• **Do this**
Transcribe the records that follow. Keep every word exactly, and drop the pictures.

(begin)

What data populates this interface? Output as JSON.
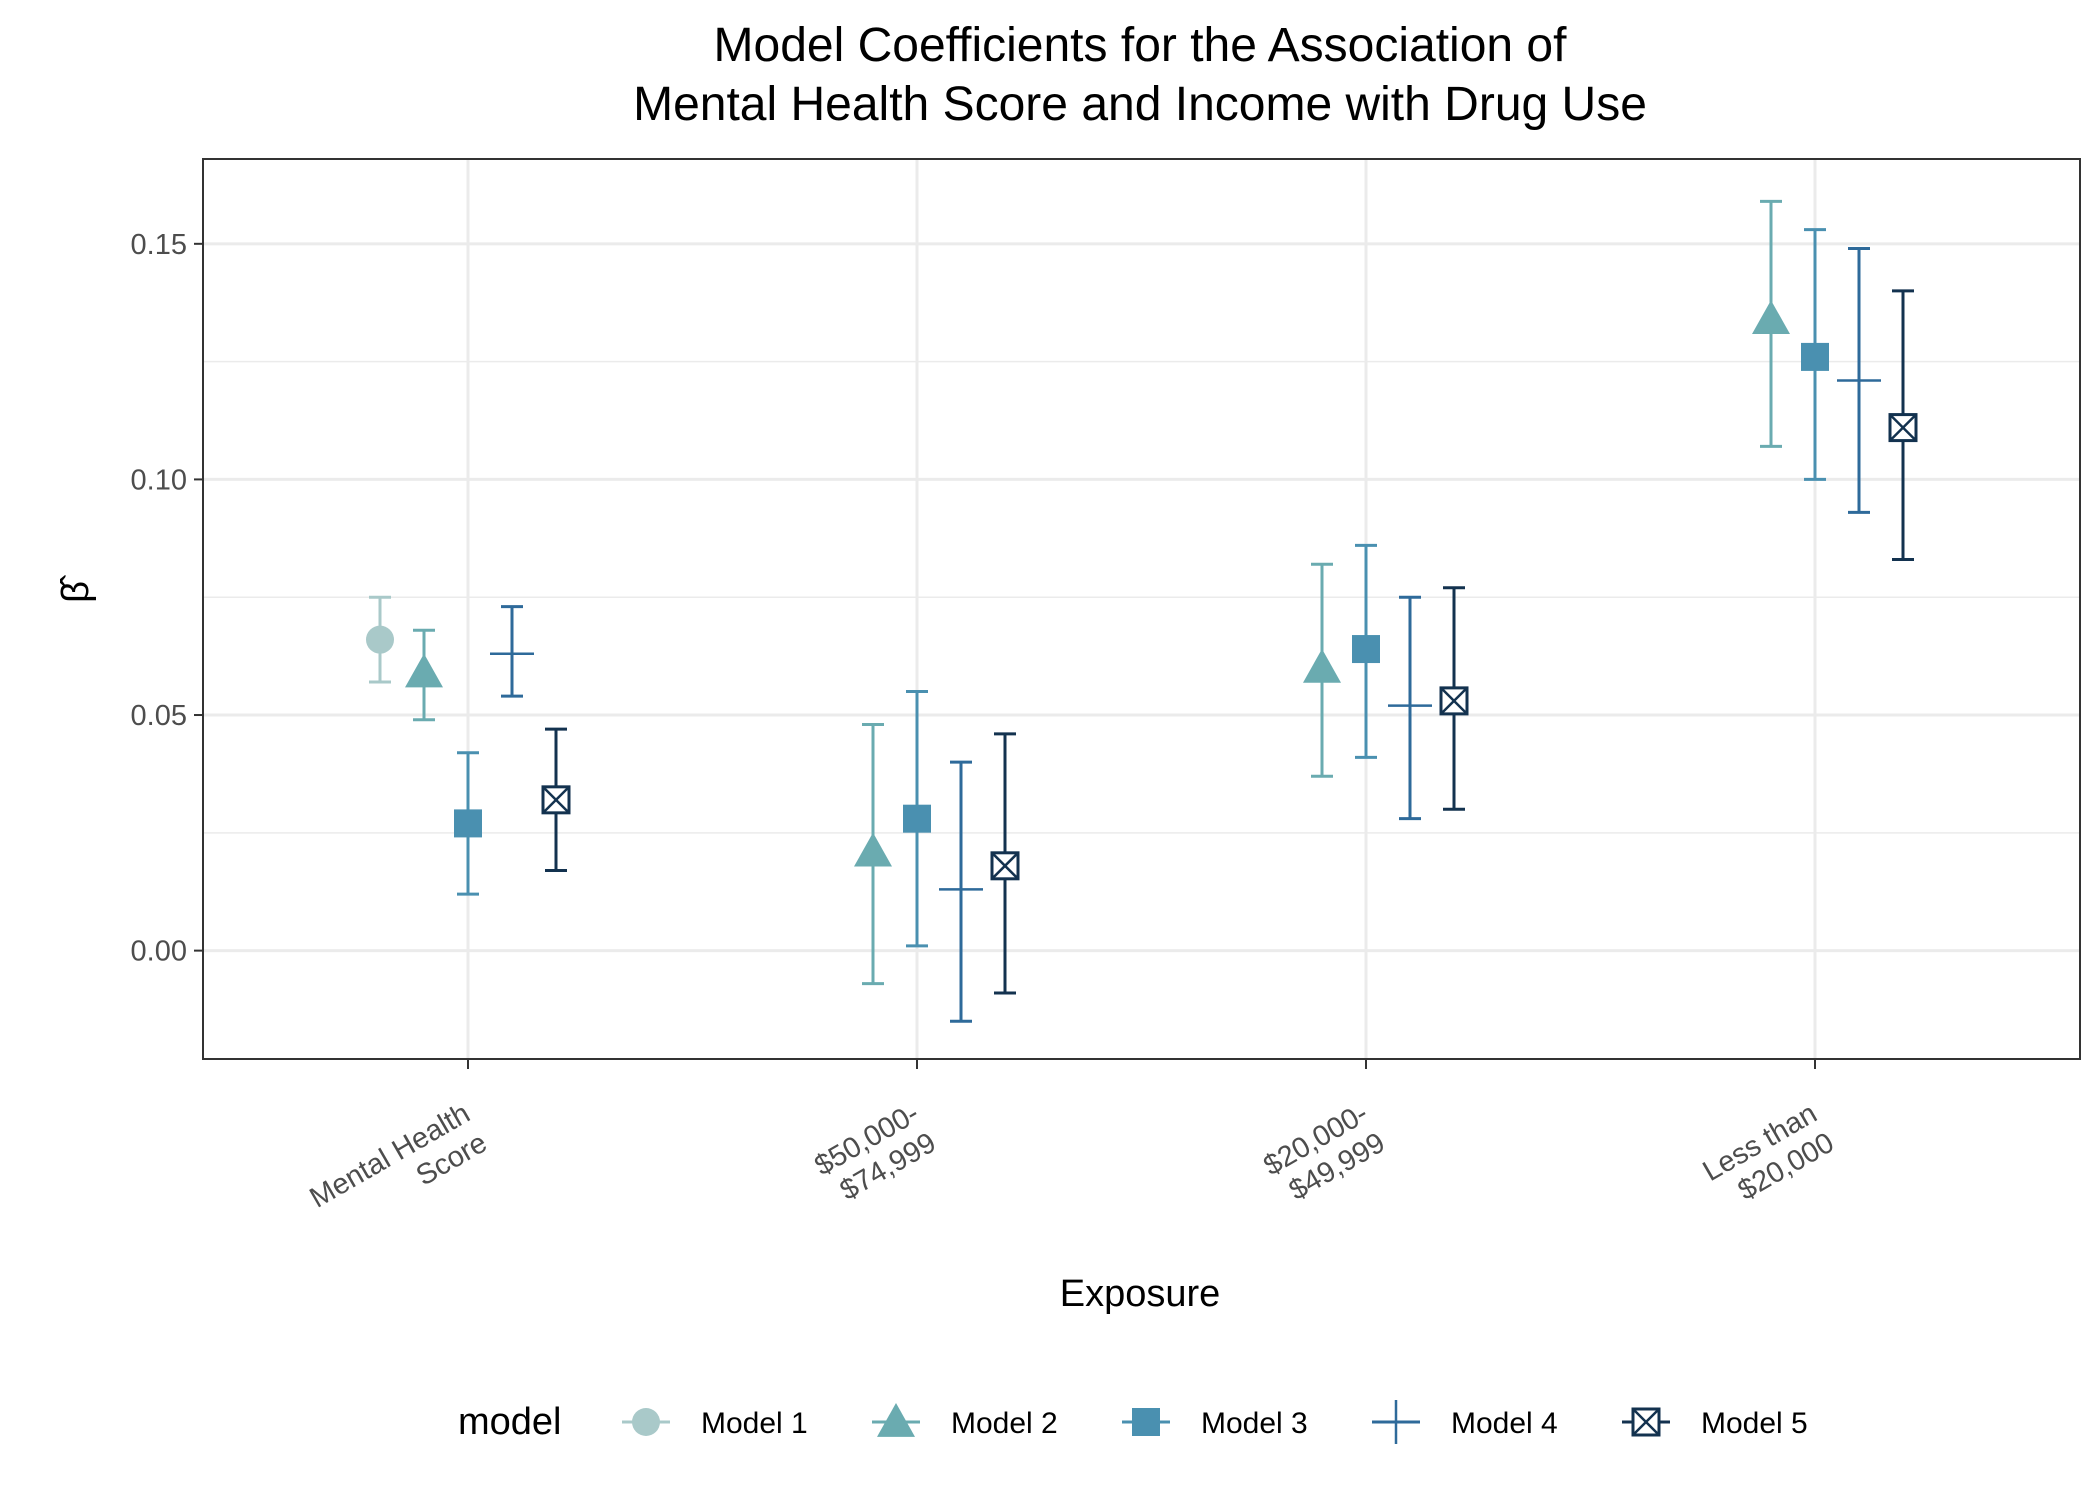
{
  "chart_data": {
    "type": "scatter",
    "title_lines": [
      "Model Coefficients for the Association of",
      "Mental Health Score and Income with Drug Use"
    ],
    "xlabel": "Exposure",
    "ylabel": "β̂",
    "categories": [
      [
        "Mental Health",
        "Score"
      ],
      [
        "$50,000-",
        "$74,999"
      ],
      [
        "$20,000-",
        "$49,999"
      ],
      [
        "Less than",
        "$20,000"
      ]
    ],
    "ylim": [
      -0.023,
      0.168
    ],
    "yticks": [
      0.0,
      0.05,
      0.1,
      0.15
    ],
    "ytick_labels": [
      "0.00",
      "0.05",
      "0.10",
      "0.15"
    ],
    "grid": true,
    "legend_title": "model",
    "legend_position": "bottom",
    "series": [
      {
        "name": "Model 1",
        "color": "#a9c9c9",
        "shape": "circle",
        "estimate": [
          0.066,
          null,
          null,
          null
        ],
        "lower": [
          0.057,
          null,
          null,
          null
        ],
        "upper": [
          0.075,
          null,
          null,
          null
        ]
      },
      {
        "name": "Model 2",
        "color": "#6aabb0",
        "shape": "triangle",
        "estimate": [
          0.059,
          0.021,
          0.06,
          0.134
        ],
        "lower": [
          0.049,
          -0.007,
          0.037,
          0.107
        ],
        "upper": [
          0.068,
          0.048,
          0.082,
          0.159
        ]
      },
      {
        "name": "Model 3",
        "color": "#4a90b0",
        "shape": "square",
        "estimate": [
          0.027,
          0.028,
          0.064,
          0.126
        ],
        "lower": [
          0.012,
          0.001,
          0.041,
          0.1
        ],
        "upper": [
          0.042,
          0.055,
          0.086,
          0.153
        ]
      },
      {
        "name": "Model 4",
        "color": "#2e6a9a",
        "shape": "plus",
        "estimate": [
          0.063,
          0.013,
          0.052,
          0.121
        ],
        "lower": [
          0.054,
          -0.015,
          0.028,
          0.093
        ],
        "upper": [
          0.073,
          0.04,
          0.075,
          0.149
        ]
      },
      {
        "name": "Model 5",
        "color": "#13324f",
        "shape": "boxx",
        "estimate": [
          0.032,
          0.018,
          0.053,
          0.111
        ],
        "lower": [
          0.017,
          -0.009,
          0.03,
          0.083
        ],
        "upper": [
          0.047,
          0.046,
          0.077,
          0.14
        ]
      }
    ]
  }
}
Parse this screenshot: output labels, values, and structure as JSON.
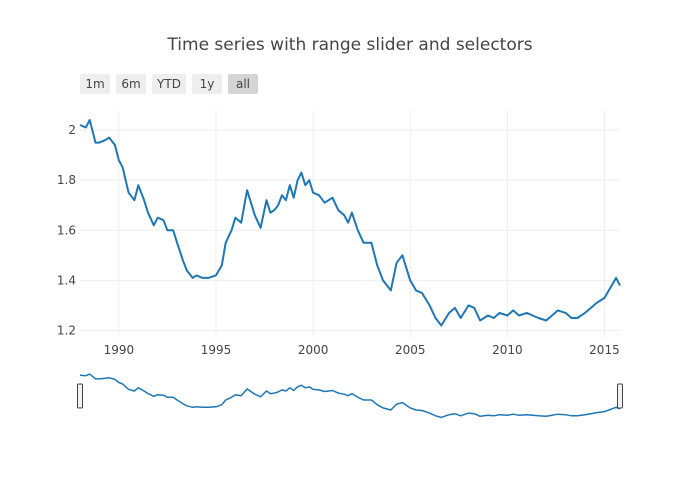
{
  "chart_data": {
    "type": "line",
    "title": "Time series with range slider and selectors",
    "xlabel": "",
    "ylabel": "",
    "xlim": [
      1988.0,
      2015.8
    ],
    "ylim": [
      1.17,
      2.08
    ],
    "x_ticks": [
      {
        "value": 1990,
        "label": "1990"
      },
      {
        "value": 1995,
        "label": "1995"
      },
      {
        "value": 2000,
        "label": "2000"
      },
      {
        "value": 2005,
        "label": "2005"
      },
      {
        "value": 2010,
        "label": "2010"
      },
      {
        "value": 2015,
        "label": "2015"
      }
    ],
    "y_ticks": [
      {
        "value": 2.0,
        "label": "2"
      },
      {
        "value": 1.8,
        "label": "1.8"
      },
      {
        "value": 1.6,
        "label": "1.6"
      },
      {
        "value": 1.4,
        "label": "1.4"
      },
      {
        "value": 1.2,
        "label": "1.2"
      }
    ],
    "grid": true,
    "range_selector": {
      "buttons": [
        "1m",
        "6m",
        "YTD",
        "1y",
        "all"
      ],
      "active": "all"
    },
    "range_slider": true,
    "series": [
      {
        "color": "#1f77b4",
        "x": [
          1988.0,
          1988.3,
          1988.5,
          1988.8,
          1989.0,
          1989.3,
          1989.5,
          1989.8,
          1990.0,
          1990.2,
          1990.5,
          1990.8,
          1991.0,
          1991.3,
          1991.5,
          1991.8,
          1992.0,
          1992.3,
          1992.5,
          1992.8,
          1993.0,
          1993.3,
          1993.5,
          1993.8,
          1994.0,
          1994.3,
          1994.6,
          1995.0,
          1995.3,
          1995.5,
          1995.8,
          1996.0,
          1996.3,
          1996.6,
          1997.0,
          1997.3,
          1997.6,
          1997.8,
          1998.0,
          1998.2,
          1998.4,
          1998.6,
          1998.8,
          1999.0,
          1999.2,
          1999.4,
          1999.6,
          1999.8,
          2000.0,
          2000.3,
          2000.6,
          2001.0,
          2001.3,
          2001.6,
          2001.8,
          2002.0,
          2002.3,
          2002.6,
          2003.0,
          2003.3,
          2003.6,
          2004.0,
          2004.3,
          2004.6,
          2005.0,
          2005.3,
          2005.6,
          2006.0,
          2006.3,
          2006.6,
          2007.0,
          2007.3,
          2007.6,
          2008.0,
          2008.3,
          2008.6,
          2009.0,
          2009.3,
          2009.6,
          2010.0,
          2010.3,
          2010.6,
          2011.0,
          2011.3,
          2011.6,
          2012.0,
          2012.3,
          2012.6,
          2013.0,
          2013.3,
          2013.6,
          2014.0,
          2014.3,
          2014.6,
          2015.0,
          2015.3,
          2015.6,
          2015.8
        ],
        "values": [
          2.02,
          2.01,
          2.04,
          1.95,
          1.95,
          1.96,
          1.97,
          1.94,
          1.88,
          1.85,
          1.75,
          1.72,
          1.78,
          1.72,
          1.67,
          1.62,
          1.65,
          1.64,
          1.6,
          1.6,
          1.55,
          1.48,
          1.44,
          1.41,
          1.42,
          1.41,
          1.41,
          1.42,
          1.46,
          1.55,
          1.6,
          1.65,
          1.63,
          1.76,
          1.66,
          1.61,
          1.72,
          1.67,
          1.68,
          1.7,
          1.74,
          1.72,
          1.78,
          1.73,
          1.8,
          1.83,
          1.78,
          1.8,
          1.75,
          1.74,
          1.71,
          1.73,
          1.68,
          1.66,
          1.63,
          1.67,
          1.6,
          1.55,
          1.55,
          1.46,
          1.4,
          1.36,
          1.47,
          1.5,
          1.4,
          1.36,
          1.35,
          1.3,
          1.25,
          1.22,
          1.27,
          1.29,
          1.25,
          1.3,
          1.29,
          1.24,
          1.26,
          1.25,
          1.27,
          1.26,
          1.28,
          1.26,
          1.27,
          1.26,
          1.25,
          1.24,
          1.26,
          1.28,
          1.27,
          1.25,
          1.25,
          1.27,
          1.29,
          1.31,
          1.33,
          1.37,
          1.41,
          1.38
        ]
      }
    ]
  }
}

(end)

• **Final result**
What data populates this interface? Output as JSON.
{
  "chart_data": {
    "type": "scatter",
    "title_lines": [
      "Model Coefficients for the Association of",
      "Mental Health Score and Income with Drug Use"
    ],
    "xlabel": "Exposure",
    "ylabel": "β̂",
    "categories": [
      [
        "Mental Health",
        "Score"
      ],
      [
        "$50,000-",
        "$74,999"
      ],
      [
        "$20,000-",
        "$49,999"
      ],
      [
        "Less than",
        "$20,000"
      ]
    ],
    "ylim": [
      -0.023,
      0.168
    ],
    "yticks": [
      0.0,
      0.05,
      0.1,
      0.15
    ],
    "ytick_labels": [
      "0.00",
      "0.05",
      "0.10",
      "0.15"
    ],
    "grid": true,
    "legend_title": "model",
    "legend_position": "bottom",
    "series": [
      {
        "name": "Model 1",
        "color": "#a9c9c9",
        "shape": "circle",
        "estimate": [
          0.066,
          null,
          null,
          null
        ],
        "lower": [
          0.057,
          null,
          null,
          null
        ],
        "upper": [
          0.075,
          null,
          null,
          null
        ]
      },
      {
        "name": "Model 2",
        "color": "#6aabb0",
        "shape": "triangle",
        "estimate": [
          0.059,
          0.021,
          0.06,
          0.134
        ],
        "lower": [
          0.049,
          -0.007,
          0.037,
          0.107
        ],
        "upper": [
          0.068,
          0.048,
          0.082,
          0.159
        ]
      },
      {
        "name": "Model 3",
        "color": "#4a90b0",
        "shape": "square",
        "estimate": [
          0.027,
          0.028,
          0.064,
          0.126
        ],
        "lower": [
          0.012,
          0.001,
          0.041,
          0.1
        ],
        "upper": [
          0.042,
          0.055,
          0.086,
          0.153
        ]
      },
      {
        "name": "Model 4",
        "color": "#2e6a9a",
        "shape": "plus",
        "estimate": [
          0.063,
          0.013,
          0.052,
          0.121
        ],
        "lower": [
          0.054,
          -0.015,
          0.028,
          0.093
        ],
        "upper": [
          0.073,
          0.04,
          0.075,
          0.149
        ]
      },
      {
        "name": "Model 5",
        "color": "#13324f",
        "shape": "boxx",
        "estimate": [
          0.032,
          0.018,
          0.053,
          0.111
        ],
        "lower": [
          0.017,
          -0.009,
          0.03,
          0.083
        ],
        "upper": [
          0.047,
          0.046,
          0.077,
          0.14
        ]
      }
    ]
  }
}
Parse this screenshot: output labels, values, and structure as JSON.
{
  "chart_data": {
    "type": "line",
    "title": "Time series with range slider and selectors",
    "xlabel": "",
    "ylabel": "",
    "xlim": [
      1988.0,
      2015.8
    ],
    "ylim": [
      1.17,
      2.08
    ],
    "x_ticks": [
      {
        "value": 1990,
        "label": "1990"
      },
      {
        "value": 1995,
        "label": "1995"
      },
      {
        "value": 2000,
        "label": "2000"
      },
      {
        "value": 2005,
        "label": "2005"
      },
      {
        "value": 2010,
        "label": "2010"
      },
      {
        "value": 2015,
        "label": "2015"
      }
    ],
    "y_ticks": [
      {
        "value": 2.0,
        "label": "2"
      },
      {
        "value": 1.8,
        "label": "1.8"
      },
      {
        "value": 1.6,
        "label": "1.6"
      },
      {
        "value": 1.4,
        "label": "1.4"
      },
      {
        "value": 1.2,
        "label": "1.2"
      }
    ],
    "grid": true,
    "range_selector": {
      "buttons": [
        "1m",
        "6m",
        "YTD",
        "1y",
        "all"
      ],
      "active": "all"
    },
    "range_slider": true,
    "series": [
      {
        "color": "#1f77b4",
        "x": [
          1988.0,
          1988.3,
          1988.5,
          1988.8,
          1989.0,
          1989.3,
          1989.5,
          1989.8,
          1990.0,
          1990.2,
          1990.5,
          1990.8,
          1991.0,
          1991.3,
          1991.5,
          1991.8,
          1992.0,
          1992.3,
          1992.5,
          1992.8,
          1993.0,
          1993.3,
          1993.5,
          1993.8,
          1994.0,
          1994.3,
          1994.6,
          1995.0,
          1995.3,
          1995.5,
          1995.8,
          1996.0,
          1996.3,
          1996.6,
          1997.0,
          1997.3,
          1997.6,
          1997.8,
          1998.0,
          1998.2,
          1998.4,
          1998.6,
          1998.8,
          1999.0,
          1999.2,
          1999.4,
          1999.6,
          1999.8,
          2000.0,
          2000.3,
          2000.6,
          2001.0,
          2001.3,
          2001.6,
          2001.8,
          2002.0,
          2002.3,
          2002.6,
          2003.0,
          2003.3,
          2003.6,
          2004.0,
          2004.3,
          2004.6,
          2005.0,
          2005.3,
          2005.6,
          2006.0,
          2006.3,
          2006.6,
          2007.0,
          2007.3,
          2007.6,
          2008.0,
          2008.3,
          2008.6,
          2009.0,
          2009.3,
          2009.6,
          2010.0,
          2010.3,
          2010.6,
          2011.0,
          2011.3,
          2011.6,
          2012.0,
          2012.3,
          2012.6,
          2013.0,
          2013.3,
          2013.6,
          2014.0,
          2014.3,
          2014.6,
          2015.0,
          2015.3,
          2015.6,
          2015.8
        ],
        "values": [
          2.02,
          2.01,
          2.04,
          1.95,
          1.95,
          1.96,
          1.97,
          1.94,
          1.88,
          1.85,
          1.75,
          1.72,
          1.78,
          1.72,
          1.67,
          1.62,
          1.65,
          1.64,
          1.6,
          1.6,
          1.55,
          1.48,
          1.44,
          1.41,
          1.42,
          1.41,
          1.41,
          1.42,
          1.46,
          1.55,
          1.6,
          1.65,
          1.63,
          1.76,
          1.66,
          1.61,
          1.72,
          1.67,
          1.68,
          1.7,
          1.74,
          1.72,
          1.78,
          1.73,
          1.8,
          1.83,
          1.78,
          1.8,
          1.75,
          1.74,
          1.71,
          1.73,
          1.68,
          1.66,
          1.63,
          1.67,
          1.6,
          1.55,
          1.55,
          1.46,
          1.4,
          1.36,
          1.47,
          1.5,
          1.4,
          1.36,
          1.35,
          1.3,
          1.25,
          1.22,
          1.27,
          1.29,
          1.25,
          1.3,
          1.29,
          1.24,
          1.26,
          1.25,
          1.27,
          1.26,
          1.28,
          1.26,
          1.27,
          1.26,
          1.25,
          1.24,
          1.26,
          1.28,
          1.27,
          1.25,
          1.25,
          1.27,
          1.29,
          1.31,
          1.33,
          1.37,
          1.41,
          1.38
        ]
      }
    ]
  }
}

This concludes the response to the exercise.